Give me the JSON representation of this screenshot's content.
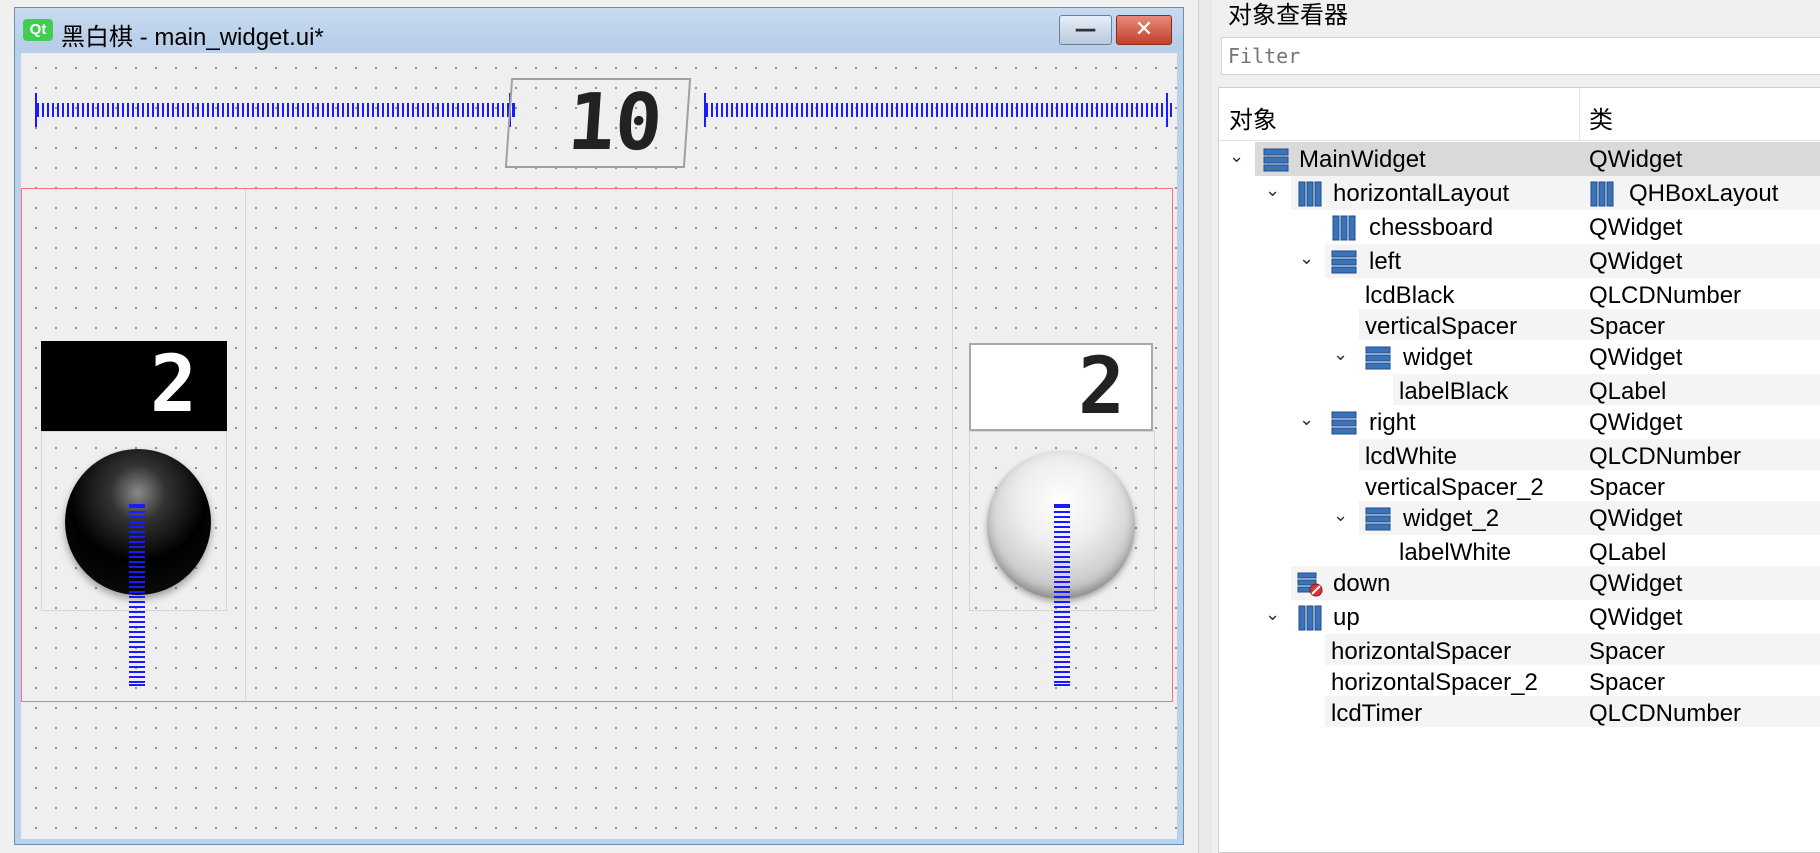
{
  "form_window": {
    "logo_text": "Qt",
    "title": "黑白棋 - main_widget.ui*",
    "minimize_glyph": "—",
    "close_glyph": "✕"
  },
  "form": {
    "lcd_timer": "10",
    "lcd_black": "2",
    "lcd_white": "2"
  },
  "inspector": {
    "title": "对象查看器",
    "filter_placeholder": "Filter",
    "columns": [
      "对象",
      "类"
    ],
    "rows": [
      {
        "name": "MainWidget",
        "class": "QWidget"
      },
      {
        "name": "horizontalLayout",
        "class": "QHBoxLayout"
      },
      {
        "name": "chessboard",
        "class": "QWidget"
      },
      {
        "name": "left",
        "class": "QWidget"
      },
      {
        "name": "lcdBlack",
        "class": "QLCDNumber"
      },
      {
        "name": "verticalSpacer",
        "class": "Spacer"
      },
      {
        "name": "widget",
        "class": "QWidget"
      },
      {
        "name": "labelBlack",
        "class": "QLabel"
      },
      {
        "name": "right",
        "class": "QWidget"
      },
      {
        "name": "lcdWhite",
        "class": "QLCDNumber"
      },
      {
        "name": "verticalSpacer_2",
        "class": "Spacer"
      },
      {
        "name": "widget_2",
        "class": "QWidget"
      },
      {
        "name": "labelWhite",
        "class": "QLabel"
      },
      {
        "name": "down",
        "class": "QWidget"
      },
      {
        "name": "up",
        "class": "QWidget"
      },
      {
        "name": "horizontalSpacer",
        "class": "Spacer"
      },
      {
        "name": "horizontalSpacer_2",
        "class": "Spacer"
      },
      {
        "name": "lcdTimer",
        "class": "QLCDNumber"
      }
    ]
  }
}
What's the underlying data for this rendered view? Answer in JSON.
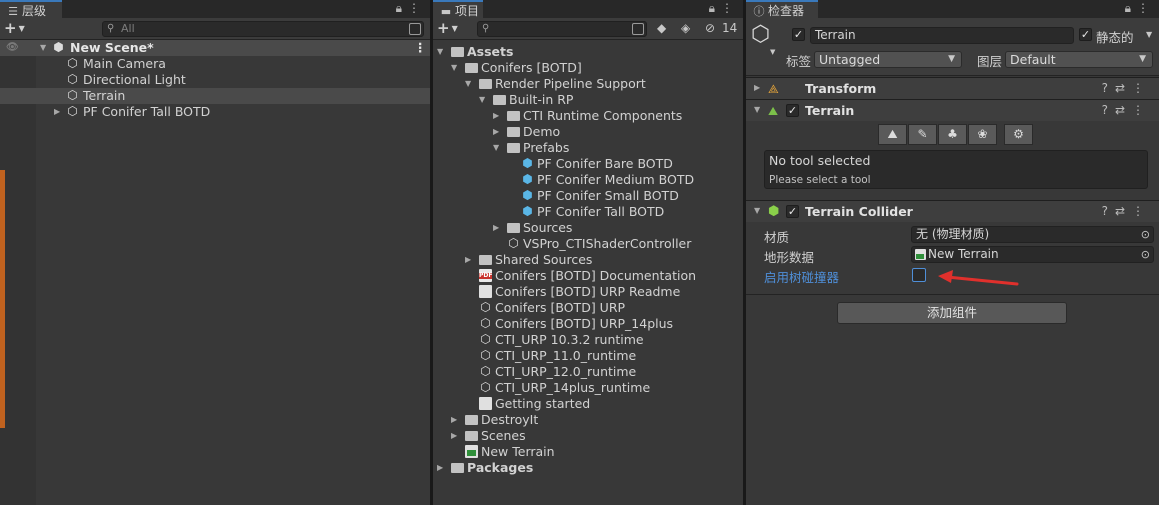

What you should do
Leave out the pictures and output the rest of the material exactly as written.

Answer for this exercise
Give me the JSON representation of this screenshot's content.
{
  "form_window": {
    "logo_text": "Qt",
    "title": "黑白棋 - main_widget.ui*",
    "minimize_glyph": "—",
    "close_glyph": "✕"
  },
  "form": {
    "lcd_timer": "10",
    "lcd_black": "2",
    "lcd_white": "2"
  },
  "inspector": {
    "title": "对象查看器",
    "filter_placeholder": "Filter",
    "columns": [
      "对象",
      "类"
    ],
    "rows": [
      {
        "name": "MainWidget",
        "class": "QWidget"
      },
      {
        "name": "horizontalLayout",
        "class": "QHBoxLayout"
      },
      {
        "name": "chessboard",
        "class": "QWidget"
      },
      {
        "name": "left",
        "class": "QWidget"
      },
      {
        "name": "lcdBlack",
        "class": "QLCDNumber"
      },
      {
        "name": "verticalSpacer",
        "class": "Spacer"
      },
      {
        "name": "widget",
        "class": "QWidget"
      },
      {
        "name": "labelBlack",
        "class": "QLabel"
      },
      {
        "name": "right",
        "class": "QWidget"
      },
      {
        "name": "lcdWhite",
        "class": "QLCDNumber"
      },
      {
        "name": "verticalSpacer_2",
        "class": "Spacer"
      },
      {
        "name": "widget_2",
        "class": "QWidget"
      },
      {
        "name": "labelWhite",
        "class": "QLabel"
      },
      {
        "name": "down",
        "class": "QWidget"
      },
      {
        "name": "up",
        "class": "QWidget"
      },
      {
        "name": "horizontalSpacer",
        "class": "Spacer"
      },
      {
        "name": "horizontalSpacer_2",
        "class": "Spacer"
      },
      {
        "name": "lcdTimer",
        "class": "QLCDNumber"
      }
    ]
  }
}
What's the underlying data for this rendered view? Answer in JSON.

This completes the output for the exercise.